Page text:

Sooner or later, in our excessively redactive age, it was bound to happen. Unfortunately it is this long book which, like a shadow in a hall of mirrors, marks the final disappearance of a great subject. The subject itself is the “image of man” to be found (to readapt a convenient phrase) in “the crisis literature” of the modern age from Dostoevsky and Melville to Kafka and Camus and in the crisis theology and philosophy from Kierkegaard and Nietzsche to Martin Buber. Out of these, particularly as they appear in the fictional works of the first four, Professor Friedman (who, among other things, has done extensive translations of Buber’s works, as well as a book on Buber’s thought) hopes to fashion a master “depth-image,” as he calls it, in which modern man may find, at last, his full reflection. In a mixed mode all his own which runs together the extreme individualism of existentialist “anthropology” with the holism of much traditional ethics and the artistic ideal of imagist criticism and aesthetics, Mr. Friedman wishes to make “a decisive break with the universal ‘human nature’ of earlier philosophy and attain a picture of man in his uniqueness and his wholeness…” In order to do this, so he alleges, “one must move from concepts about [sic] man, no matter how profound, to the image of man.” How the philosopher-critic is to do this he does not explain; in fact what he says on this score suggests that it is impossible. “Our primary source of understanding man,” so he says, “is not (for example) Berdyaev’s systematic presentation of Dostoevsky’s thought on man, but Dostoevsky’s novels themselves with their completely unsystematic, paradoxical, contrary, but infinitely rich presentation of individual men.”

Excerpted records:

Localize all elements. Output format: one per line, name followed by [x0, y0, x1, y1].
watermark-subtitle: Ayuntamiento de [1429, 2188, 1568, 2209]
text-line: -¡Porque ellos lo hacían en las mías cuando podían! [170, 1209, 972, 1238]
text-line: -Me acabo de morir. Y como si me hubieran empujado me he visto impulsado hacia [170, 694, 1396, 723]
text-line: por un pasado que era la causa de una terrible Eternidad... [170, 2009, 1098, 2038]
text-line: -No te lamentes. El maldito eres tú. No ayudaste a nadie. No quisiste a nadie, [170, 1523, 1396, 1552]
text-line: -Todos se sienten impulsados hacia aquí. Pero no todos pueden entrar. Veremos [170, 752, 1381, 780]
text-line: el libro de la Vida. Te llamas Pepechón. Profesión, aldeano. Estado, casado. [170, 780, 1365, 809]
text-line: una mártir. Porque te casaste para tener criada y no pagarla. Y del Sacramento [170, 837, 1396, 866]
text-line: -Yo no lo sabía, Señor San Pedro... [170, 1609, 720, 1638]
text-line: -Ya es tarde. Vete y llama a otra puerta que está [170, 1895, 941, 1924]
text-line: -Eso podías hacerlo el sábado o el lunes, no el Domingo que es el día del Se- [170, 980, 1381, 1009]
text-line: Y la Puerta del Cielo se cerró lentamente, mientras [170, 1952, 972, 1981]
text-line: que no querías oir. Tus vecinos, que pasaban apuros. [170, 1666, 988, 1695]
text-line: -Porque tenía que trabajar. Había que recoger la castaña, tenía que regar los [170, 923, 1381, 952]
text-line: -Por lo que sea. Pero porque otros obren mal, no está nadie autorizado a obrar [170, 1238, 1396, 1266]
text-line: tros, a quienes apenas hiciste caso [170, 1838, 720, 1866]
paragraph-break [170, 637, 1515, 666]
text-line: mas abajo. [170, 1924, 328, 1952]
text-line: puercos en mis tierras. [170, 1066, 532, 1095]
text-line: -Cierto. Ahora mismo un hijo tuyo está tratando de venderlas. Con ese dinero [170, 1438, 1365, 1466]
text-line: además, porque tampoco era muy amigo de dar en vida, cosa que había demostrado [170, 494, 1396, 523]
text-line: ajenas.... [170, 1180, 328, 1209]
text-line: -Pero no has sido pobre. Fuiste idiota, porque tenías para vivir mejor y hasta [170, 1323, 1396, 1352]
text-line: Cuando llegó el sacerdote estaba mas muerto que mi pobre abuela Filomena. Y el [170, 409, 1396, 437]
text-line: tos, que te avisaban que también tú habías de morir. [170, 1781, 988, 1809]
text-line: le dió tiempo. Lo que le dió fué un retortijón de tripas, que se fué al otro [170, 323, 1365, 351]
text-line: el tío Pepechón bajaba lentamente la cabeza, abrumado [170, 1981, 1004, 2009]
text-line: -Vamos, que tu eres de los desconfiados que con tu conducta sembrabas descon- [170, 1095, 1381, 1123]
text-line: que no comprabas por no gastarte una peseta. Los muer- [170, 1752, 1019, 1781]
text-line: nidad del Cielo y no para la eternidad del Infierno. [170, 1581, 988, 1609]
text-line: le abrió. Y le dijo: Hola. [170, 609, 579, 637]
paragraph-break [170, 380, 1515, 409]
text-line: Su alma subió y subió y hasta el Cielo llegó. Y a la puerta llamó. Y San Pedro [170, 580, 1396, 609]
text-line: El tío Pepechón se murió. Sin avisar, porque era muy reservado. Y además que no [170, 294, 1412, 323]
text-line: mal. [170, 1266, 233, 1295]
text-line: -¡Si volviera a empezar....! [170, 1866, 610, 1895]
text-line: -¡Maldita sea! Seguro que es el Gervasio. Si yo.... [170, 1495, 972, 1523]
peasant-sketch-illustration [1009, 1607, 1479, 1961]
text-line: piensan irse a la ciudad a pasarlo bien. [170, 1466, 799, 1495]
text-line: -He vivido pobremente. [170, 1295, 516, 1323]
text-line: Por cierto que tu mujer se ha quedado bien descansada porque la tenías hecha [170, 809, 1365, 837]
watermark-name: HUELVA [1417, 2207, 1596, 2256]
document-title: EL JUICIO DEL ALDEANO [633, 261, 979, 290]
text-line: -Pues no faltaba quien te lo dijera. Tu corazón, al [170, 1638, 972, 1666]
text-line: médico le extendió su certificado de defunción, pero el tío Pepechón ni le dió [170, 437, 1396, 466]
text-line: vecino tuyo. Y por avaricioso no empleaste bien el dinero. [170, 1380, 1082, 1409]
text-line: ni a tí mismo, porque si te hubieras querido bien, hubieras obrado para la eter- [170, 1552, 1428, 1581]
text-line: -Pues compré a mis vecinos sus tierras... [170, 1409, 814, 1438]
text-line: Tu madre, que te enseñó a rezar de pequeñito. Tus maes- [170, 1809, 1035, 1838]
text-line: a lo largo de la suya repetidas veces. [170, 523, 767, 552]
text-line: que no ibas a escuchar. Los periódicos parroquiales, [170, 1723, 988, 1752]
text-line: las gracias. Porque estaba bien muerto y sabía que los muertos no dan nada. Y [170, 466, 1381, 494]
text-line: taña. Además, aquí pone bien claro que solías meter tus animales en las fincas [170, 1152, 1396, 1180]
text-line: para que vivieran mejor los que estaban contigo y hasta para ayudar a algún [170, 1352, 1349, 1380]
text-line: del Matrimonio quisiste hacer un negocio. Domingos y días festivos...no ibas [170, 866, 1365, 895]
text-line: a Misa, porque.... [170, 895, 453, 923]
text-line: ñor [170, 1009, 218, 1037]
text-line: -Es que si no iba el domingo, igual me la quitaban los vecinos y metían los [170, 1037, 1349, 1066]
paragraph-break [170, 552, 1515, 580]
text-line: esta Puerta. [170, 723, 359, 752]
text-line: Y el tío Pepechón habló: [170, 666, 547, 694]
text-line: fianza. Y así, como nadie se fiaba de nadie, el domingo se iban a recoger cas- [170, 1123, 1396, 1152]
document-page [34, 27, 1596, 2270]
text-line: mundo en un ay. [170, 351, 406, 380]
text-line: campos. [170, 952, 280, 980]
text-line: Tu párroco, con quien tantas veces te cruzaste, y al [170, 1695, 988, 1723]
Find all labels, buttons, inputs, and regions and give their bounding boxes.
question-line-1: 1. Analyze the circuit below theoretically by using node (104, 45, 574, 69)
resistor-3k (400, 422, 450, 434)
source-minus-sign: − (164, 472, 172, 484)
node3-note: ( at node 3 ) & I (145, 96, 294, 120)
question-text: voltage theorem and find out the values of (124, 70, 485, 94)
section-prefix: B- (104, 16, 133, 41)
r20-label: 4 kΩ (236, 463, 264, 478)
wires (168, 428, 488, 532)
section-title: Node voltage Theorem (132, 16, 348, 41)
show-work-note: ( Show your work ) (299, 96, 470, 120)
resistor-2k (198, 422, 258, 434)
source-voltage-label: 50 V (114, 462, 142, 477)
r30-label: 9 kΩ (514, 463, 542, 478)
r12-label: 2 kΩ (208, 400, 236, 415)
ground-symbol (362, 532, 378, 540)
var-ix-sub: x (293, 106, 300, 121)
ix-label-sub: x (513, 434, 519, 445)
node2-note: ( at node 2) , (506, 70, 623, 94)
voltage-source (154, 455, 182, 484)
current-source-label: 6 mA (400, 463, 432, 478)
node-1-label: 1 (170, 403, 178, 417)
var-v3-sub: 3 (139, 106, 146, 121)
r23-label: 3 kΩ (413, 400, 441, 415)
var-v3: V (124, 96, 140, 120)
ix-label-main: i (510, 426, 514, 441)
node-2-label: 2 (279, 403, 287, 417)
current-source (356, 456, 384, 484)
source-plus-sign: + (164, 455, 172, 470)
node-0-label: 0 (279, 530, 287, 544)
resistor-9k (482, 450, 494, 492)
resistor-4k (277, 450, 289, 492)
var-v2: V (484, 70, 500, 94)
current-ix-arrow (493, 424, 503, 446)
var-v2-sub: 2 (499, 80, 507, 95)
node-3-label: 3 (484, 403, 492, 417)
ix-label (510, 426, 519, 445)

Short task: In the book review, what does Professor Friedman hope to fashion out of the crisis literature and crisis philosophy?

Response for this exercise: A master "depth-image" in which modern man may find, at last, his full reflection.